>> BEGIN RECORD SET
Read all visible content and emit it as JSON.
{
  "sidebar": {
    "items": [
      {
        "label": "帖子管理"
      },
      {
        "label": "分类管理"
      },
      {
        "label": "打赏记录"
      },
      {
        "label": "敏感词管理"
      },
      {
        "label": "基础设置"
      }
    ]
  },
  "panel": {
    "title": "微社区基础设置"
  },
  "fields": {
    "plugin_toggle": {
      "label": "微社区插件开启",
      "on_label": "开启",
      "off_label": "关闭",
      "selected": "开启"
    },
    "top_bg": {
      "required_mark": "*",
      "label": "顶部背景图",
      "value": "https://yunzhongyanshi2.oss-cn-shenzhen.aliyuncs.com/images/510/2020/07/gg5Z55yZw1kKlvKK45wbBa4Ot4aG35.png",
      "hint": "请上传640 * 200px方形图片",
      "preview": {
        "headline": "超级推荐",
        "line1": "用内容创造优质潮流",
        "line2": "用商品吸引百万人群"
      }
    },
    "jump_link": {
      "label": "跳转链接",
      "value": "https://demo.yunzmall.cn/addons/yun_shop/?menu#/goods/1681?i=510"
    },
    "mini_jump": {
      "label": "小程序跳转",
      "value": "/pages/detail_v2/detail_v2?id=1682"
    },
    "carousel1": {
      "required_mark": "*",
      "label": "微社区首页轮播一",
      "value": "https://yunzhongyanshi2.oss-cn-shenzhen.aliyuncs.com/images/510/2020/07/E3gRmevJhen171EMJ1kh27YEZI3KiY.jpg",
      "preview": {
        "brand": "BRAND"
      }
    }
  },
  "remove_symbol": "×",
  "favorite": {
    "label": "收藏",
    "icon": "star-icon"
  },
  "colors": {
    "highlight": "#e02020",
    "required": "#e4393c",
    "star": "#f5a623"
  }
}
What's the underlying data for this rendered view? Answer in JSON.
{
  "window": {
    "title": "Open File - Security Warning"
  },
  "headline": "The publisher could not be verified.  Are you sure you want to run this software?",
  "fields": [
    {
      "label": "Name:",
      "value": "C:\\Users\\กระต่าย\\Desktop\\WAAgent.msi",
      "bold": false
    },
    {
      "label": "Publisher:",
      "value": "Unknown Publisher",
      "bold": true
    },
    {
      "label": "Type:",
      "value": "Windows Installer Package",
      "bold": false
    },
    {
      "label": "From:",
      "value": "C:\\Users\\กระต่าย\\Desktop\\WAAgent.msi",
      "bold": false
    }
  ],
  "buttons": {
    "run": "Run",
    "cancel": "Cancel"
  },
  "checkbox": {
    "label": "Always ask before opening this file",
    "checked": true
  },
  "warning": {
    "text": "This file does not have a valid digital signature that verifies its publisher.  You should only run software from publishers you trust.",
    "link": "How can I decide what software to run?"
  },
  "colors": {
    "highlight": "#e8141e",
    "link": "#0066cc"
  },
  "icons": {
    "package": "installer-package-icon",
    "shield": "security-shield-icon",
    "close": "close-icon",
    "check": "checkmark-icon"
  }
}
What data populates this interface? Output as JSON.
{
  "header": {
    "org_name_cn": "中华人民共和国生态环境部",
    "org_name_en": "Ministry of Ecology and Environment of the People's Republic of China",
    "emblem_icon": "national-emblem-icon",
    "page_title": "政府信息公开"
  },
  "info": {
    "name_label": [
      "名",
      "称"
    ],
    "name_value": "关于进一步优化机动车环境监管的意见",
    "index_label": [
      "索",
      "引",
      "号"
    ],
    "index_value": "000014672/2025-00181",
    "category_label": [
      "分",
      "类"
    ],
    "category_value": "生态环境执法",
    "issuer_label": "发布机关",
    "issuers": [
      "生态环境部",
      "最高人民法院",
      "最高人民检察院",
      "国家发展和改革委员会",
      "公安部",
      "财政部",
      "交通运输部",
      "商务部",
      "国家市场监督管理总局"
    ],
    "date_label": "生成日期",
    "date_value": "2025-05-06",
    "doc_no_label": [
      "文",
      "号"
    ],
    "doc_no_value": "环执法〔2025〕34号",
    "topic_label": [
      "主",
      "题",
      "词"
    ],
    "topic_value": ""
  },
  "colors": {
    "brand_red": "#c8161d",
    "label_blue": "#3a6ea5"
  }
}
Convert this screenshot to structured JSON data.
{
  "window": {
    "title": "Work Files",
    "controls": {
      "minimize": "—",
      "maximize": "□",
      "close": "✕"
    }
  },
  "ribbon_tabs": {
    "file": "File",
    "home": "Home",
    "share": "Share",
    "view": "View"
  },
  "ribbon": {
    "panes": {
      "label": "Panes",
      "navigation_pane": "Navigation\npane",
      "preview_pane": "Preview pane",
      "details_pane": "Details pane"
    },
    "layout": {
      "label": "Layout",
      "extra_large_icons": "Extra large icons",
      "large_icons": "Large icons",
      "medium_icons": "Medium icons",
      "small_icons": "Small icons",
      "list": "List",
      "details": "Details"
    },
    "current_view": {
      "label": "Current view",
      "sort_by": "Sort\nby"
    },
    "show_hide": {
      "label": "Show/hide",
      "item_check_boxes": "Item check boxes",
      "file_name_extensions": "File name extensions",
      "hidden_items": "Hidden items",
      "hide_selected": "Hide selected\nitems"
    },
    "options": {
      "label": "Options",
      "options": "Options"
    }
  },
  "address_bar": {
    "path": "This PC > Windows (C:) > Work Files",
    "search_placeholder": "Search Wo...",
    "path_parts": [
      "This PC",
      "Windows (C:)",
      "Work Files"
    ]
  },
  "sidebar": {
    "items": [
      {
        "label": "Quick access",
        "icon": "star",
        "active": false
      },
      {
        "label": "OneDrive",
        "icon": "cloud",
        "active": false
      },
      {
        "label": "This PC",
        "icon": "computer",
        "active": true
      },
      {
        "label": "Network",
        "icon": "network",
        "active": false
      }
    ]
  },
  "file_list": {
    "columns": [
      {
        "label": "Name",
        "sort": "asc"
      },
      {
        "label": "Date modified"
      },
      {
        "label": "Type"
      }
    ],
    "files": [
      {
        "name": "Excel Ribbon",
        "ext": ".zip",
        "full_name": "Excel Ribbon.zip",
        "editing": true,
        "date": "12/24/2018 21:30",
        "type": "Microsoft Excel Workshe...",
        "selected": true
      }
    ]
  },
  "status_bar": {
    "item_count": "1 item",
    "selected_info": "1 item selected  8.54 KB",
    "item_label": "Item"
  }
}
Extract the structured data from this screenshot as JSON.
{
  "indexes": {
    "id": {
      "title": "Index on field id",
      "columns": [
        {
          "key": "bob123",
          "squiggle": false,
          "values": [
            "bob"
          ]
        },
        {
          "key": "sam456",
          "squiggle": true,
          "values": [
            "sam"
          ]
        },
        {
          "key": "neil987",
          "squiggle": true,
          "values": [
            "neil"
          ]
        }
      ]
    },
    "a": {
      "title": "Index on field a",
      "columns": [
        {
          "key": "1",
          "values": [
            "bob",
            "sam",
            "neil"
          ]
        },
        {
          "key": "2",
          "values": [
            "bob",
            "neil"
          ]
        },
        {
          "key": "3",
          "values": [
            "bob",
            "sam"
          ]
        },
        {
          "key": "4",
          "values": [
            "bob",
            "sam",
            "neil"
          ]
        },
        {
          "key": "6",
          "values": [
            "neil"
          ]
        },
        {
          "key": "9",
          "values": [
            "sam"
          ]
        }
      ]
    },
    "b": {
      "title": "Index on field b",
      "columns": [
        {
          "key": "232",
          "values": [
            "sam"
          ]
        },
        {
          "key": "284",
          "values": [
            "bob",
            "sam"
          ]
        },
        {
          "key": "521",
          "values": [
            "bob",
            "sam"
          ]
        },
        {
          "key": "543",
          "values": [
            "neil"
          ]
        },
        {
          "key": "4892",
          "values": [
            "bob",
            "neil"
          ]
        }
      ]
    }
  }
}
>> END RECORD SET
● **REQUIREMENT**: Write out every record verbatim.

● **EXERCISE SOLUTION**:
Read all visible content and emit it as JSON.
{
  "sidebar": {
    "items": [
      {
        "label": "帖子管理"
      },
      {
        "label": "分类管理"
      },
      {
        "label": "打赏记录"
      },
      {
        "label": "敏感词管理"
      },
      {
        "label": "基础设置"
      }
    ]
  },
  "panel": {
    "title": "微社区基础设置"
  },
  "fields": {
    "plugin_toggle": {
      "label": "微社区插件开启",
      "on_label": "开启",
      "off_label": "关闭",
      "selected": "开启"
    },
    "top_bg": {
      "required_mark": "*",
      "label": "顶部背景图",
      "value": "https://yunzhongyanshi2.oss-cn-shenzhen.aliyuncs.com/images/510/2020/07/gg5Z55yZw1kKlvKK45wbBa4Ot4aG35.png",
      "hint": "请上传640 * 200px方形图片",
      "preview": {
        "headline": "超级推荐",
        "line1": "用内容创造优质潮流",
        "line2": "用商品吸引百万人群"
      }
    },
    "jump_link": {
      "label": "跳转链接",
      "value": "https://demo.yunzmall.cn/addons/yun_shop/?menu#/goods/1681?i=510"
    },
    "mini_jump": {
      "label": "小程序跳转",
      "value": "/pages/detail_v2/detail_v2?id=1682"
    },
    "carousel1": {
      "required_mark": "*",
      "label": "微社区首页轮播一",
      "value": "https://yunzhongyanshi2.oss-cn-shenzhen.aliyuncs.com/images/510/2020/07/E3gRmevJhen171EMJ1kh27YEZI3KiY.jpg",
      "preview": {
        "brand": "BRAND"
      }
    }
  },
  "remove_symbol": "×",
  "favorite": {
    "label": "收藏",
    "icon": "star-icon"
  },
  "colors": {
    "highlight": "#e02020",
    "required": "#e4393c",
    "star": "#f5a623"
  }
}
What's the underlying data for this rendered view? Answer in JSON.
{
  "window": {
    "title": "Open File - Security Warning"
  },
  "headline": "The publisher could not be verified.  Are you sure you want to run this software?",
  "fields": [
    {
      "label": "Name:",
      "value": "C:\\Users\\กระต่าย\\Desktop\\WAAgent.msi",
      "bold": false
    },
    {
      "label": "Publisher:",
      "value": "Unknown Publisher",
      "bold": true
    },
    {
      "label": "Type:",
      "value": "Windows Installer Package",
      "bold": false
    },
    {
      "label": "From:",
      "value": "C:\\Users\\กระต่าย\\Desktop\\WAAgent.msi",
      "bold": false
    }
  ],
  "buttons": {
    "run": "Run",
    "cancel": "Cancel"
  },
  "checkbox": {
    "label": "Always ask before opening this file",
    "checked": true
  },
  "warning": {
    "text": "This file does not have a valid digital signature that verifies its publisher.  You should only run software from publishers you trust.",
    "link": "How can I decide what software to run?"
  },
  "colors": {
    "highlight": "#e8141e",
    "link": "#0066cc"
  },
  "icons": {
    "package": "installer-package-icon",
    "shield": "security-shield-icon",
    "close": "close-icon",
    "check": "checkmark-icon"
  }
}
What data populates this interface? Output as JSON.
{
  "header": {
    "org_name_cn": "中华人民共和国生态环境部",
    "org_name_en": "Ministry of Ecology and Environment of the People's Republic of China",
    "emblem_icon": "national-emblem-icon",
    "page_title": "政府信息公开"
  },
  "info": {
    "name_label": [
      "名",
      "称"
    ],
    "name_value": "关于进一步优化机动车环境监管的意见",
    "index_label": [
      "索",
      "引",
      "号"
    ],
    "index_value": "000014672/2025-00181",
    "category_label": [
      "分",
      "类"
    ],
    "category_value": "生态环境执法",
    "issuer_label": "发布机关",
    "issuers": [
      "生态环境部",
      "最高人民法院",
      "最高人民检察院",
      "国家发展和改革委员会",
      "公安部",
      "财政部",
      "交通运输部",
      "商务部",
      "国家市场监督管理总局"
    ],
    "date_label": "生成日期",
    "date_value": "2025-05-06",
    "doc_no_label": [
      "文",
      "号"
    ],
    "doc_no_value": "环执法〔2025〕34号",
    "topic_label": [
      "主",
      "题",
      "词"
    ],
    "topic_value": ""
  },
  "colors": {
    "brand_red": "#c8161d",
    "label_blue": "#3a6ea5"
  }
}
Convert this screenshot to structured JSON data.
{
  "window": {
    "title": "Work Files",
    "controls": {
      "minimize": "—",
      "maximize": "□",
      "close": "✕"
    }
  },
  "ribbon_tabs": {
    "file": "File",
    "home": "Home",
    "share": "Share",
    "view": "View"
  },
  "ribbon": {
    "panes": {
      "label": "Panes",
      "navigation_pane": "Navigation\npane",
      "preview_pane": "Preview pane",
      "details_pane": "Details pane"
    },
    "layout": {
      "label": "Layout",
      "extra_large_icons": "Extra large icons",
      "large_icons": "Large icons",
      "medium_icons": "Medium icons",
      "small_icons": "Small icons",
      "list": "List",
      "details": "Details"
    },
    "current_view": {
      "label": "Current view",
      "sort_by": "Sort\nby"
    },
    "show_hide": {
      "label": "Show/hide",
      "item_check_boxes": "Item check boxes",
      "file_name_extensions": "File name extensions",
      "hidden_items": "Hidden items",
      "hide_selected": "Hide selected\nitems"
    },
    "options": {
      "label": "Options",
      "options": "Options"
    }
  },
  "address_bar": {
    "path": "This PC > Windows (C:) > Work Files",
    "search_placeholder": "Search Wo...",
    "path_parts": [
      "This PC",
      "Windows (C:)",
      "Work Files"
    ]
  },
  "sidebar": {
    "items": [
      {
        "label": "Quick access",
        "icon": "star",
        "active": false
      },
      {
        "label": "OneDrive",
        "icon": "cloud",
        "active": false
      },
      {
        "label": "This PC",
        "icon": "computer",
        "active": true
      },
      {
        "label": "Network",
        "icon": "network",
        "active": false
      }
    ]
  },
  "file_list": {
    "columns": [
      {
        "label": "Name",
        "sort": "asc"
      },
      {
        "label": "Date modified"
      },
      {
        "label": "Type"
      }
    ],
    "files": [
      {
        "name": "Excel Ribbon",
        "ext": ".zip",
        "full_name": "Excel Ribbon.zip",
        "editing": true,
        "date": "12/24/2018 21:30",
        "type": "Microsoft Excel Workshe...",
        "selected": true
      }
    ]
  },
  "status_bar": {
    "item_count": "1 item",
    "selected_info": "1 item selected  8.54 KB",
    "item_label": "Item"
  }
}
Extract the structured data from this screenshot as JSON.
{
  "indexes": {
    "id": {
      "title": "Index on field id",
      "columns": [
        {
          "key": "bob123",
          "squiggle": false,
          "values": [
            "bob"
          ]
        },
        {
          "key": "sam456",
          "squiggle": true,
          "values": [
            "sam"
          ]
        },
        {
          "key": "neil987",
          "squiggle": true,
          "values": [
            "neil"
          ]
        }
      ]
    },
    "a": {
      "title": "Index on field a",
      "columns": [
        {
          "key": "1",
          "values": [
            "bob",
            "sam",
            "neil"
          ]
        },
        {
          "key": "2",
          "values": [
            "bob",
            "neil"
          ]
        },
        {
          "key": "3",
          "values": [
            "bob",
            "sam"
          ]
        },
        {
          "key": "4",
          "values": [
            "bob",
            "sam",
            "neil"
          ]
        },
        {
          "key": "6",
          "values": [
            "neil"
          ]
        },
        {
          "key": "9",
          "values": [
            "sam"
          ]
        }
      ]
    },
    "b": {
      "title": "Index on field b",
      "columns": [
        {
          "key": "232",
          "values": [
            "sam"
          ]
        },
        {
          "key": "284",
          "values": [
            "bob",
            "sam"
          ]
        },
        {
          "key": "521",
          "values": [
            "bob",
            "sam"
          ]
        },
        {
          "key": "543",
          "values": [
            "neil"
          ]
        },
        {
          "key": "4892",
          "values": [
            "bob",
            "neil"
          ]
        }
      ]
    }
  }
}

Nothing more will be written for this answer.